▶ _What you have to do_
Produce a verbatim copy of the entries listed below.

Records contained in a dataset:
-- START --

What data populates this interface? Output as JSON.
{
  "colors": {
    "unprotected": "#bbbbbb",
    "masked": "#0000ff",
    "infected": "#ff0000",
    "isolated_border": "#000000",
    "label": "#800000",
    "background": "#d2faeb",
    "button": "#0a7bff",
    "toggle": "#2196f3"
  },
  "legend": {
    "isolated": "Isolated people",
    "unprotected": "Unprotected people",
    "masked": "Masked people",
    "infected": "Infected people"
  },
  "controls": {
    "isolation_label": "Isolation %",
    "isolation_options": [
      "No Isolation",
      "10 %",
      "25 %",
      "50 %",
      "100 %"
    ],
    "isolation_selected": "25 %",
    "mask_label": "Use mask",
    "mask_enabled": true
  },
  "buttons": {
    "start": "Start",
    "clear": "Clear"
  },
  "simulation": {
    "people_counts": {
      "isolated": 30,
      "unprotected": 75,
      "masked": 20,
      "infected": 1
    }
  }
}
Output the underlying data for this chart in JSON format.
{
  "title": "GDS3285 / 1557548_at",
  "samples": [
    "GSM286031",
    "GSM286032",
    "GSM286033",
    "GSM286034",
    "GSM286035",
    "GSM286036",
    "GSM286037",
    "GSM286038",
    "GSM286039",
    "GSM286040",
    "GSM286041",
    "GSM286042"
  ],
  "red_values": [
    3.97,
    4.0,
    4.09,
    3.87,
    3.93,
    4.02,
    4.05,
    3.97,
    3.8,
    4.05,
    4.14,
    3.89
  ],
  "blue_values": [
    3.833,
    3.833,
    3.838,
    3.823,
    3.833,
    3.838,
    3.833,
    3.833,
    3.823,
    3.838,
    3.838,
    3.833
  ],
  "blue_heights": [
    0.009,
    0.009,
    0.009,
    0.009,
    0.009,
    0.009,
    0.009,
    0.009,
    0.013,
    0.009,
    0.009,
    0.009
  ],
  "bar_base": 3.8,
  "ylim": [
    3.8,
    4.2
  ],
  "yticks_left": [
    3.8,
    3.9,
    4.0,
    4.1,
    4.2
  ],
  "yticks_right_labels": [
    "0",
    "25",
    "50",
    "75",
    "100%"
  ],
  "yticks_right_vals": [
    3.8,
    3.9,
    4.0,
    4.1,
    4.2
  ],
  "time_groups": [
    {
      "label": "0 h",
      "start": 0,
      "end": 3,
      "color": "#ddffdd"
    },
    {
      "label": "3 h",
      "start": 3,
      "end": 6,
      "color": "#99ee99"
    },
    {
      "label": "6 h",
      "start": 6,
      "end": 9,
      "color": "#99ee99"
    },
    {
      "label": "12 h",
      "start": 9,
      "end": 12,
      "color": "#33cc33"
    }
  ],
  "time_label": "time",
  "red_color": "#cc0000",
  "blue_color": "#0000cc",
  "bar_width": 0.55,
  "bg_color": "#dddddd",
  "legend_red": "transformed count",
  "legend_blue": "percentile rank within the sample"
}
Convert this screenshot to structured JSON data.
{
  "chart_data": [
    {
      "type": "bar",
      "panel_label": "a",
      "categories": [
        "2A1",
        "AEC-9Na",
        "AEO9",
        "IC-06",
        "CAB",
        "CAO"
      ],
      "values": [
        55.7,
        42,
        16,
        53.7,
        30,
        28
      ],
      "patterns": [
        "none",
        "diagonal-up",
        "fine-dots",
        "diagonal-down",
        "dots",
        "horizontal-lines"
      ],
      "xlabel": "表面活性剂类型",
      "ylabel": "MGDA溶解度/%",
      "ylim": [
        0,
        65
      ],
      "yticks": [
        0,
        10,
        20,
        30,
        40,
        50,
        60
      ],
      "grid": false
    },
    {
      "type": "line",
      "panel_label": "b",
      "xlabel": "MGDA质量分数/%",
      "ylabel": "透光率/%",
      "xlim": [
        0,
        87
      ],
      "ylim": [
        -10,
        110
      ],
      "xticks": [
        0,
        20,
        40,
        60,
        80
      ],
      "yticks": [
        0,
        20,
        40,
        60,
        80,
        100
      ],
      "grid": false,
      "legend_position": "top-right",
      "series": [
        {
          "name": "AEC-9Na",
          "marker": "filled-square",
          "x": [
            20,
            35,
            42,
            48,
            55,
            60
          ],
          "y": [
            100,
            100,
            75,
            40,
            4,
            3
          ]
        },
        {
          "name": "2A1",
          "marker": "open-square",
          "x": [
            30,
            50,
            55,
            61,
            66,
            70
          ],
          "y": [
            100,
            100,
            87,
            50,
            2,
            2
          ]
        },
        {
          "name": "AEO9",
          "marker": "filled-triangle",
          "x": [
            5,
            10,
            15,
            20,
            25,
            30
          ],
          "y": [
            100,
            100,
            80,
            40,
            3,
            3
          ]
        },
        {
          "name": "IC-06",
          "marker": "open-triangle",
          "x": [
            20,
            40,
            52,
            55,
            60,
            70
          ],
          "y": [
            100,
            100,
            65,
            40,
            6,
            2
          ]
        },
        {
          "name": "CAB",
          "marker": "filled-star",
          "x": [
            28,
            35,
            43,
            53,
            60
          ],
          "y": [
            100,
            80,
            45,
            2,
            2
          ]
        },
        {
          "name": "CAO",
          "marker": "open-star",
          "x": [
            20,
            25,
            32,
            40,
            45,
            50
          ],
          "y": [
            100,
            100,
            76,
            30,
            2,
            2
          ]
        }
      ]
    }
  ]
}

-- END --

▶ _Completed task_
What data populates this interface? Output as JSON.
{
  "colors": {
    "unprotected": "#bbbbbb",
    "masked": "#0000ff",
    "infected": "#ff0000",
    "isolated_border": "#000000",
    "label": "#800000",
    "background": "#d2faeb",
    "button": "#0a7bff",
    "toggle": "#2196f3"
  },
  "legend": {
    "isolated": "Isolated people",
    "unprotected": "Unprotected people",
    "masked": "Masked people",
    "infected": "Infected people"
  },
  "controls": {
    "isolation_label": "Isolation %",
    "isolation_options": [
      "No Isolation",
      "10 %",
      "25 %",
      "50 %",
      "100 %"
    ],
    "isolation_selected": "25 %",
    "mask_label": "Use mask",
    "mask_enabled": true
  },
  "buttons": {
    "start": "Start",
    "clear": "Clear"
  },
  "simulation": {
    "people_counts": {
      "isolated": 30,
      "unprotected": 75,
      "masked": 20,
      "infected": 1
    }
  }
}
Output the underlying data for this chart in JSON format.
{
  "title": "GDS3285 / 1557548_at",
  "samples": [
    "GSM286031",
    "GSM286032",
    "GSM286033",
    "GSM286034",
    "GSM286035",
    "GSM286036",
    "GSM286037",
    "GSM286038",
    "GSM286039",
    "GSM286040",
    "GSM286041",
    "GSM286042"
  ],
  "red_values": [
    3.97,
    4.0,
    4.09,
    3.87,
    3.93,
    4.02,
    4.05,
    3.97,
    3.8,
    4.05,
    4.14,
    3.89
  ],
  "blue_values": [
    3.833,
    3.833,
    3.838,
    3.823,
    3.833,
    3.838,
    3.833,
    3.833,
    3.823,
    3.838,
    3.838,
    3.833
  ],
  "blue_heights": [
    0.009,
    0.009,
    0.009,
    0.009,
    0.009,
    0.009,
    0.009,
    0.009,
    0.013,
    0.009,
    0.009,
    0.009
  ],
  "bar_base": 3.8,
  "ylim": [
    3.8,
    4.2
  ],
  "yticks_left": [
    3.8,
    3.9,
    4.0,
    4.1,
    4.2
  ],
  "yticks_right_labels": [
    "0",
    "25",
    "50",
    "75",
    "100%"
  ],
  "yticks_right_vals": [
    3.8,
    3.9,
    4.0,
    4.1,
    4.2
  ],
  "time_groups": [
    {
      "label": "0 h",
      "start": 0,
      "end": 3,
      "color": "#ddffdd"
    },
    {
      "label": "3 h",
      "start": 3,
      "end": 6,
      "color": "#99ee99"
    },
    {
      "label": "6 h",
      "start": 6,
      "end": 9,
      "color": "#99ee99"
    },
    {
      "label": "12 h",
      "start": 9,
      "end": 12,
      "color": "#33cc33"
    }
  ],
  "time_label": "time",
  "red_color": "#cc0000",
  "blue_color": "#0000cc",
  "bar_width": 0.55,
  "bg_color": "#dddddd",
  "legend_red": "transformed count",
  "legend_blue": "percentile rank within the sample"
}
Convert this screenshot to structured JSON data.
{
  "chart_data": [
    {
      "type": "bar",
      "panel_label": "a",
      "categories": [
        "2A1",
        "AEC-9Na",
        "AEO9",
        "IC-06",
        "CAB",
        "CAO"
      ],
      "values": [
        55.7,
        42,
        16,
        53.7,
        30,
        28
      ],
      "patterns": [
        "none",
        "diagonal-up",
        "fine-dots",
        "diagonal-down",
        "dots",
        "horizontal-lines"
      ],
      "xlabel": "表面活性剂类型",
      "ylabel": "MGDA溶解度/%",
      "ylim": [
        0,
        65
      ],
      "yticks": [
        0,
        10,
        20,
        30,
        40,
        50,
        60
      ],
      "grid": false
    },
    {
      "type": "line",
      "panel_label": "b",
      "xlabel": "MGDA质量分数/%",
      "ylabel": "透光率/%",
      "xlim": [
        0,
        87
      ],
      "ylim": [
        -10,
        110
      ],
      "xticks": [
        0,
        20,
        40,
        60,
        80
      ],
      "yticks": [
        0,
        20,
        40,
        60,
        80,
        100
      ],
      "grid": false,
      "legend_position": "top-right",
      "series": [
        {
          "name": "AEC-9Na",
          "marker": "filled-square",
          "x": [
            20,
            35,
            42,
            48,
            55,
            60
          ],
          "y": [
            100,
            100,
            75,
            40,
            4,
            3
          ]
        },
        {
          "name": "2A1",
          "marker": "open-square",
          "x": [
            30,
            50,
            55,
            61,
            66,
            70
          ],
          "y": [
            100,
            100,
            87,
            50,
            2,
            2
          ]
        },
        {
          "name": "AEO9",
          "marker": "filled-triangle",
          "x": [
            5,
            10,
            15,
            20,
            25,
            30
          ],
          "y": [
            100,
            100,
            80,
            40,
            3,
            3
          ]
        },
        {
          "name": "IC-06",
          "marker": "open-triangle",
          "x": [
            20,
            40,
            52,
            55,
            60,
            70
          ],
          "y": [
            100,
            100,
            65,
            40,
            6,
            2
          ]
        },
        {
          "name": "CAB",
          "marker": "filled-star",
          "x": [
            28,
            35,
            43,
            53,
            60
          ],
          "y": [
            100,
            80,
            45,
            2,
            2
          ]
        },
        {
          "name": "CAO",
          "marker": "open-star",
          "x": [
            20,
            25,
            32,
            40,
            45,
            50
          ],
          "y": [
            100,
            100,
            76,
            30,
            2,
            2
          ]
        }
      ]
    }
  ]
}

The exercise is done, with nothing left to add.